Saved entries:
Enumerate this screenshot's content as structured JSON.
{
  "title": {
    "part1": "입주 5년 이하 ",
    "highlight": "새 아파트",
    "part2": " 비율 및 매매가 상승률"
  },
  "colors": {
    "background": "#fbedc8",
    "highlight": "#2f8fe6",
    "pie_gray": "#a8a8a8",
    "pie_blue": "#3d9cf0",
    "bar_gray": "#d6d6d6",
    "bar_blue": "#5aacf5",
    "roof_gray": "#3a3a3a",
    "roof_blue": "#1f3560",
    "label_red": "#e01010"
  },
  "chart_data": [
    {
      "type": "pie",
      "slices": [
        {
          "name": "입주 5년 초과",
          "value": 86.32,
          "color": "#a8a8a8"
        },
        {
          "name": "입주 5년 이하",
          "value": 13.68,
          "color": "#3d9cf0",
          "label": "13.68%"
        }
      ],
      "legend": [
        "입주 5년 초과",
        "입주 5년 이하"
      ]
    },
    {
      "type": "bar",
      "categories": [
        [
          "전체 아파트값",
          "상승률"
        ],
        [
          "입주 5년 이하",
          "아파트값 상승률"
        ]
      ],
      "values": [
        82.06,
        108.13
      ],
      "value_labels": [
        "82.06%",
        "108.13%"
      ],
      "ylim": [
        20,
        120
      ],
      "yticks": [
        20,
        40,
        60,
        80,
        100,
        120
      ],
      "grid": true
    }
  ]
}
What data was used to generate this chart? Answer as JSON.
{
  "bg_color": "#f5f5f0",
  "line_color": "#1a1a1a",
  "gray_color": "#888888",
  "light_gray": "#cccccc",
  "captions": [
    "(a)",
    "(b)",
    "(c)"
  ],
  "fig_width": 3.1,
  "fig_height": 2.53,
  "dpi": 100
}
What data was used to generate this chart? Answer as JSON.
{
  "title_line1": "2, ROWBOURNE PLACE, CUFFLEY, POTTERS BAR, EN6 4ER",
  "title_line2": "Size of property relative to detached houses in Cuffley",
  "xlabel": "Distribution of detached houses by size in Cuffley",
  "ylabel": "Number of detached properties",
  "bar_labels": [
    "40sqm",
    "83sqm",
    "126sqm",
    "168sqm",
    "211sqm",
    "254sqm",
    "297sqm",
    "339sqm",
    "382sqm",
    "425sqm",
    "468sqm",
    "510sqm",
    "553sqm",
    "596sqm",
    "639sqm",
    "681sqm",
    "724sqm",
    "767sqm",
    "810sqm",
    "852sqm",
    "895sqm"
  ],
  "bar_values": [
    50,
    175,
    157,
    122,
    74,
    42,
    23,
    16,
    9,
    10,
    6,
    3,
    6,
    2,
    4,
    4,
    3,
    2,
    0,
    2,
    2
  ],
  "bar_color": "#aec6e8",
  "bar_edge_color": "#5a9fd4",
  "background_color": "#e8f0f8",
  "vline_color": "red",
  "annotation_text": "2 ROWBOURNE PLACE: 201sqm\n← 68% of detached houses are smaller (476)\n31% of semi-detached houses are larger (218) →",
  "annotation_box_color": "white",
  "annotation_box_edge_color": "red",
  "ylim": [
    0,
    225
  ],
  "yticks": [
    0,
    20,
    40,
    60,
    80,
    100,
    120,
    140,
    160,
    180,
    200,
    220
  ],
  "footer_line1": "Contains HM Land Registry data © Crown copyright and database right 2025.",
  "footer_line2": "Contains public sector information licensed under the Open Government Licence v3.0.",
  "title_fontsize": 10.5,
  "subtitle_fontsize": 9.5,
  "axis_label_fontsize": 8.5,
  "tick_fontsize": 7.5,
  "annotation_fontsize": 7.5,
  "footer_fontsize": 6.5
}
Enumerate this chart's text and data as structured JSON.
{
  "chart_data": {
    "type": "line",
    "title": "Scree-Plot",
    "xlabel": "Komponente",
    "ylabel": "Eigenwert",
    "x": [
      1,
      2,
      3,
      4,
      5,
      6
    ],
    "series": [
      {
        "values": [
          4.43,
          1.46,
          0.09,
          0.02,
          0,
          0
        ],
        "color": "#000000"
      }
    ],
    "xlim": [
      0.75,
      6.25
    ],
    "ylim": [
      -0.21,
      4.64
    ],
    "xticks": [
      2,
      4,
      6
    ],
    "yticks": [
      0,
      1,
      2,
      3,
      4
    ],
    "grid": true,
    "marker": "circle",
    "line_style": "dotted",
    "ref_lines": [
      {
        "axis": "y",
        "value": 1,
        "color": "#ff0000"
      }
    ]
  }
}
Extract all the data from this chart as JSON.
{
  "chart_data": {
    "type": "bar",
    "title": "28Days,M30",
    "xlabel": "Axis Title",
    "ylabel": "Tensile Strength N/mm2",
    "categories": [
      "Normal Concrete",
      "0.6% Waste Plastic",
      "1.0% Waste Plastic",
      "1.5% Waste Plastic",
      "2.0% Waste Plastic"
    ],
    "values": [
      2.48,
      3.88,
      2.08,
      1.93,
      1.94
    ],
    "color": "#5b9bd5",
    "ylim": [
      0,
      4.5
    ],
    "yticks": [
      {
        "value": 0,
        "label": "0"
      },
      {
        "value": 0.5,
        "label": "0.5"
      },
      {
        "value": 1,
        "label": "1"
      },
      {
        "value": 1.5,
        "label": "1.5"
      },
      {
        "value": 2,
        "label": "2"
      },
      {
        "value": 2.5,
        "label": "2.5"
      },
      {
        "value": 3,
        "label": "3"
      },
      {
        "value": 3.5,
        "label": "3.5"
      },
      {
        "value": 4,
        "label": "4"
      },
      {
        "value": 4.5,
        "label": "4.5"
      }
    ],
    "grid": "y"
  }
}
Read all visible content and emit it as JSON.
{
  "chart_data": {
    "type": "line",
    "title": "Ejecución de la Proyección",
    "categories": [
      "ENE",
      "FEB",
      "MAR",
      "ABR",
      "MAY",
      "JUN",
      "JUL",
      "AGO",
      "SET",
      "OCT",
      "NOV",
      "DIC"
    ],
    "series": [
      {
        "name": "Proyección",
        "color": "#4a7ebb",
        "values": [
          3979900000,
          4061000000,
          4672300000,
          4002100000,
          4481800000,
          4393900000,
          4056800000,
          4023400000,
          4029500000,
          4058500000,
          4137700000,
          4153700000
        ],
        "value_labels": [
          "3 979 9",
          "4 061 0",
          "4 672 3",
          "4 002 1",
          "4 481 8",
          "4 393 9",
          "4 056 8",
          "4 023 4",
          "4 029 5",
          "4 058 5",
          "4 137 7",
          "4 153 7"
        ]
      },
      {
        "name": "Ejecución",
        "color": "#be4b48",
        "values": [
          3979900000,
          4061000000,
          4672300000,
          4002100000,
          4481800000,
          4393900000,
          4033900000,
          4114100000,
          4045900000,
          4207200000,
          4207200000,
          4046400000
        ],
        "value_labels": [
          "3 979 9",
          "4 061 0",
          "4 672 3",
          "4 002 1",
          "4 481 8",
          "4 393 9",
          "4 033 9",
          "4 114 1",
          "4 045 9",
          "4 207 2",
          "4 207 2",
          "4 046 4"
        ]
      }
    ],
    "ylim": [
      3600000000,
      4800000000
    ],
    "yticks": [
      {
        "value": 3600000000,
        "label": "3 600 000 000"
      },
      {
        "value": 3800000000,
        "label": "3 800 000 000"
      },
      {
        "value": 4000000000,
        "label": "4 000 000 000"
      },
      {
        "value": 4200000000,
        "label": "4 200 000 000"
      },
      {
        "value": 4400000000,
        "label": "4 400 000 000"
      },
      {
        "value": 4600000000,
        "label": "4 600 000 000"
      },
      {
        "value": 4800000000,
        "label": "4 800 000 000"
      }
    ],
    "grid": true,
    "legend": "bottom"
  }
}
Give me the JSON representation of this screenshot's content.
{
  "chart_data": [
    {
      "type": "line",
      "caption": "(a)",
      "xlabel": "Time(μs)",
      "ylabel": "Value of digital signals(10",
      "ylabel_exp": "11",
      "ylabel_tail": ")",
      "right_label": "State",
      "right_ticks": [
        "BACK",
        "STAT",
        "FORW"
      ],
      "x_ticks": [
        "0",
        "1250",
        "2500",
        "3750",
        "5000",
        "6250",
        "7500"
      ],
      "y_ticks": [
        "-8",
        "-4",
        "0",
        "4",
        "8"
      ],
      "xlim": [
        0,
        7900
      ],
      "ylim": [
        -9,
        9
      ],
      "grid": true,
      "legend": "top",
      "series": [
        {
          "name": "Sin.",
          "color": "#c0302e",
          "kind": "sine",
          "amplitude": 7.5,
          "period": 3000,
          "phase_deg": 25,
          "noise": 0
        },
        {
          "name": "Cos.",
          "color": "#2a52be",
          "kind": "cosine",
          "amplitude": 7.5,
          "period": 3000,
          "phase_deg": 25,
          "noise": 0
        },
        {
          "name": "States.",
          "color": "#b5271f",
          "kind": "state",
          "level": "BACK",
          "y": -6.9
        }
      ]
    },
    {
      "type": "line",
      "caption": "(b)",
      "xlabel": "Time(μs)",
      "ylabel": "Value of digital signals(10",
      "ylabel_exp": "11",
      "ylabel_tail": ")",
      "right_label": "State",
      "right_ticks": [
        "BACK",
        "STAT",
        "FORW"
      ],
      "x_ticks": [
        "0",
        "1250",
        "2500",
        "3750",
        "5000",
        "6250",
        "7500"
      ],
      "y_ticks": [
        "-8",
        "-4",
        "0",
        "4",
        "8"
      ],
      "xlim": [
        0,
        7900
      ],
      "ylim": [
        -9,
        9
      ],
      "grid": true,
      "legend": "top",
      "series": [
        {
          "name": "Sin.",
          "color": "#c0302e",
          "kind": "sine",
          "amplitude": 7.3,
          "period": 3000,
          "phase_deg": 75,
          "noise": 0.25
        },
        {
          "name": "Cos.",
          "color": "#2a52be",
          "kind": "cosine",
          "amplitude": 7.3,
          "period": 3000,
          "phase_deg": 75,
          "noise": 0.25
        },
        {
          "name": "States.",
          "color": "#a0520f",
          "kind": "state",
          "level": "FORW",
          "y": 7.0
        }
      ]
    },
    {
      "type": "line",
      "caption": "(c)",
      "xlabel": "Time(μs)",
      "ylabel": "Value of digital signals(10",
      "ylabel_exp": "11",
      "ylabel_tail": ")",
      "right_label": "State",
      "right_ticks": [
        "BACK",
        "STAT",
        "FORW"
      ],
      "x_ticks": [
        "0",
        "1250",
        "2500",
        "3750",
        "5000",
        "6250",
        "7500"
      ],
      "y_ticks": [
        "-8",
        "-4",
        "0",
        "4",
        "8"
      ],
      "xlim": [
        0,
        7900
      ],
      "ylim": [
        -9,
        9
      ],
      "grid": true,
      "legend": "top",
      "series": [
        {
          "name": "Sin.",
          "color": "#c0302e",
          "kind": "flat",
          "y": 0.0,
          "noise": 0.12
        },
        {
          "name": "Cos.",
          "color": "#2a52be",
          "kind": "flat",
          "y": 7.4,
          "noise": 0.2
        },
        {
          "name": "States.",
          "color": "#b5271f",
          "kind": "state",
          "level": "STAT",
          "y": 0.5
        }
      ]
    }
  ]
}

◆ Task description
Say only how many lines in the records carry the word "houses".

◆ Exercise result
3